Return the records that follow, matching each one exactly.

----

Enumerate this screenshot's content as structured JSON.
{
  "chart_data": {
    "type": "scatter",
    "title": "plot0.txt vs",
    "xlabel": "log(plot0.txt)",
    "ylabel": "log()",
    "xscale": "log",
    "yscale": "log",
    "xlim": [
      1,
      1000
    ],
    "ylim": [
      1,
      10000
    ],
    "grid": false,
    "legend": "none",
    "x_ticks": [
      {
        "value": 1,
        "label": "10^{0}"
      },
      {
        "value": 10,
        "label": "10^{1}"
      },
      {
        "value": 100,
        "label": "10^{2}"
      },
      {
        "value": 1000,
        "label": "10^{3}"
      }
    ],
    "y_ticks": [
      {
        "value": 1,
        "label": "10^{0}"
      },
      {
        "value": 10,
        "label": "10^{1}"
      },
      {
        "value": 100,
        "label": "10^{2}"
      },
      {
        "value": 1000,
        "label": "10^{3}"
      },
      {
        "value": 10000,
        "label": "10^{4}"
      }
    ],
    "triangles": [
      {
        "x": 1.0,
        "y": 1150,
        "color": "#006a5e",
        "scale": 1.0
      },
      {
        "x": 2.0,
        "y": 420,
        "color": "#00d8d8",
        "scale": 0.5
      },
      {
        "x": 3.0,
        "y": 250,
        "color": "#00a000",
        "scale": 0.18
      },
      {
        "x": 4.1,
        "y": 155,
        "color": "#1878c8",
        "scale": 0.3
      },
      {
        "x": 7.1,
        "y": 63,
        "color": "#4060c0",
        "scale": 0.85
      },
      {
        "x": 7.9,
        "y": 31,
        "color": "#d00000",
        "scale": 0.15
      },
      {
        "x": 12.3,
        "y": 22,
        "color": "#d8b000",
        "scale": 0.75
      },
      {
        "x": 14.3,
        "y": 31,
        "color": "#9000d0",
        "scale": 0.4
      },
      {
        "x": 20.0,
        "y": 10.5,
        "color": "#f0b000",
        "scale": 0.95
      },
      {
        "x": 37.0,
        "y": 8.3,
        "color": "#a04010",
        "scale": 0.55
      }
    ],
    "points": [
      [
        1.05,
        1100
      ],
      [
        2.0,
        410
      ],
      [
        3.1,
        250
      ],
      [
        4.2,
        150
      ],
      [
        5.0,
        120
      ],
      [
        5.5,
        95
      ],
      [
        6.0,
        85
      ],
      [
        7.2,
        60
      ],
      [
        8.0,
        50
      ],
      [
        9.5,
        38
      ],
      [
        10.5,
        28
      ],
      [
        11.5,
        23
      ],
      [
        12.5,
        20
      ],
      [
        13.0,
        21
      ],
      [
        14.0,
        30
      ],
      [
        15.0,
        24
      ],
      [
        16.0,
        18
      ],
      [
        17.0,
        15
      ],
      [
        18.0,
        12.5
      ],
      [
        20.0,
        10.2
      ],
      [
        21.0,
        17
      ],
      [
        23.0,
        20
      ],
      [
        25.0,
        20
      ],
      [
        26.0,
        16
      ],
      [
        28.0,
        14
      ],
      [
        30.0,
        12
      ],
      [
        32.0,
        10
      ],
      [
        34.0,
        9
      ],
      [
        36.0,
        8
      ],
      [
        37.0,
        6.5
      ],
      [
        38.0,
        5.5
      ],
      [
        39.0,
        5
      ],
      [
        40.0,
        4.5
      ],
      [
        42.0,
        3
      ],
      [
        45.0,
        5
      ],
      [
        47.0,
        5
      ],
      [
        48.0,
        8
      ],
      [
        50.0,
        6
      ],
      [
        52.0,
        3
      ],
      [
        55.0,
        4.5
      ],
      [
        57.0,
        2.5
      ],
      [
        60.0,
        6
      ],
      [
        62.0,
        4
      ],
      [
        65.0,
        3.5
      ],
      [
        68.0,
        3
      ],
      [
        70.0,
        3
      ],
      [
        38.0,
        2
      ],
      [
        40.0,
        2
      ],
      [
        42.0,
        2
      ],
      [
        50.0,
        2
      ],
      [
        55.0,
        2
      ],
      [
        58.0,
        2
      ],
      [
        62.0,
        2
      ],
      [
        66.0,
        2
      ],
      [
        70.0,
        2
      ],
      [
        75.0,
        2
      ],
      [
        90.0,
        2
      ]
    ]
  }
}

----

* [Problem solution]:
Enumerate this screenshot's content as structured JSON.
{
  "chart_data": {
    "type": "scatter",
    "title": "plot0.txt vs",
    "xlabel": "log(plot0.txt)",
    "ylabel": "log()",
    "xscale": "log",
    "yscale": "log",
    "xlim": [
      1,
      1000
    ],
    "ylim": [
      1,
      10000
    ],
    "grid": false,
    "legend": "none",
    "x_ticks": [
      {
        "value": 1,
        "label": "10^{0}"
      },
      {
        "value": 10,
        "label": "10^{1}"
      },
      {
        "value": 100,
        "label": "10^{2}"
      },
      {
        "value": 1000,
        "label": "10^{3}"
      }
    ],
    "y_ticks": [
      {
        "value": 1,
        "label": "10^{0}"
      },
      {
        "value": 10,
        "label": "10^{1}"
      },
      {
        "value": 100,
        "label": "10^{2}"
      },
      {
        "value": 1000,
        "label": "10^{3}"
      },
      {
        "value": 10000,
        "label": "10^{4}"
      }
    ],
    "triangles": [
      {
        "x": 1.0,
        "y": 1150,
        "color": "#006a5e",
        "scale": 1.0
      },
      {
        "x": 2.0,
        "y": 420,
        "color": "#00d8d8",
        "scale": 0.5
      },
      {
        "x": 3.0,
        "y": 250,
        "color": "#00a000",
        "scale": 0.18
      },
      {
        "x": 4.1,
        "y": 155,
        "color": "#1878c8",
        "scale": 0.3
      },
      {
        "x": 7.1,
        "y": 63,
        "color": "#4060c0",
        "scale": 0.85
      },
      {
        "x": 7.9,
        "y": 31,
        "color": "#d00000",
        "scale": 0.15
      },
      {
        "x": 12.3,
        "y": 22,
        "color": "#d8b000",
        "scale": 0.75
      },
      {
        "x": 14.3,
        "y": 31,
        "color": "#9000d0",
        "scale": 0.4
      },
      {
        "x": 20.0,
        "y": 10.5,
        "color": "#f0b000",
        "scale": 0.95
      },
      {
        "x": 37.0,
        "y": 8.3,
        "color": "#a04010",
        "scale": 0.55
      }
    ],
    "points": [
      [
        1.05,
        1100
      ],
      [
        2.0,
        410
      ],
      [
        3.1,
        250
      ],
      [
        4.2,
        150
      ],
      [
        5.0,
        120
      ],
      [
        5.5,
        95
      ],
      [
        6.0,
        85
      ],
      [
        7.2,
        60
      ],
      [
        8.0,
        50
      ],
      [
        9.5,
        38
      ],
      [
        10.5,
        28
      ],
      [
        11.5,
        23
      ],
      [
        12.5,
        20
      ],
      [
        13.0,
        21
      ],
      [
        14.0,
        30
      ],
      [
        15.0,
        24
      ],
      [
        16.0,
        18
      ],
      [
        17.0,
        15
      ],
      [
        18.0,
        12.5
      ],
      [
        20.0,
        10.2
      ],
      [
        21.0,
        17
      ],
      [
        23.0,
        20
      ],
      [
        25.0,
        20
      ],
      [
        26.0,
        16
      ],
      [
        28.0,
        14
      ],
      [
        30.0,
        12
      ],
      [
        32.0,
        10
      ],
      [
        34.0,
        9
      ],
      [
        36.0,
        8
      ],
      [
        37.0,
        6.5
      ],
      [
        38.0,
        5.5
      ],
      [
        39.0,
        5
      ],
      [
        40.0,
        4.5
      ],
      [
        42.0,
        3
      ],
      [
        45.0,
        5
      ],
      [
        47.0,
        5
      ],
      [
        48.0,
        8
      ],
      [
        50.0,
        6
      ],
      [
        52.0,
        3
      ],
      [
        55.0,
        4.5
      ],
      [
        57.0,
        2.5
      ],
      [
        60.0,
        6
      ],
      [
        62.0,
        4
      ],
      [
        65.0,
        3.5
      ],
      [
        68.0,
        3
      ],
      [
        70.0,
        3
      ],
      [
        38.0,
        2
      ],
      [
        40.0,
        2
      ],
      [
        42.0,
        2
      ],
      [
        50.0,
        2
      ],
      [
        55.0,
        2
      ],
      [
        58.0,
        2
      ],
      [
        62.0,
        2
      ],
      [
        66.0,
        2
      ],
      [
        70.0,
        2
      ],
      [
        75.0,
        2
      ],
      [
        90.0,
        2
      ]
    ]
  }
}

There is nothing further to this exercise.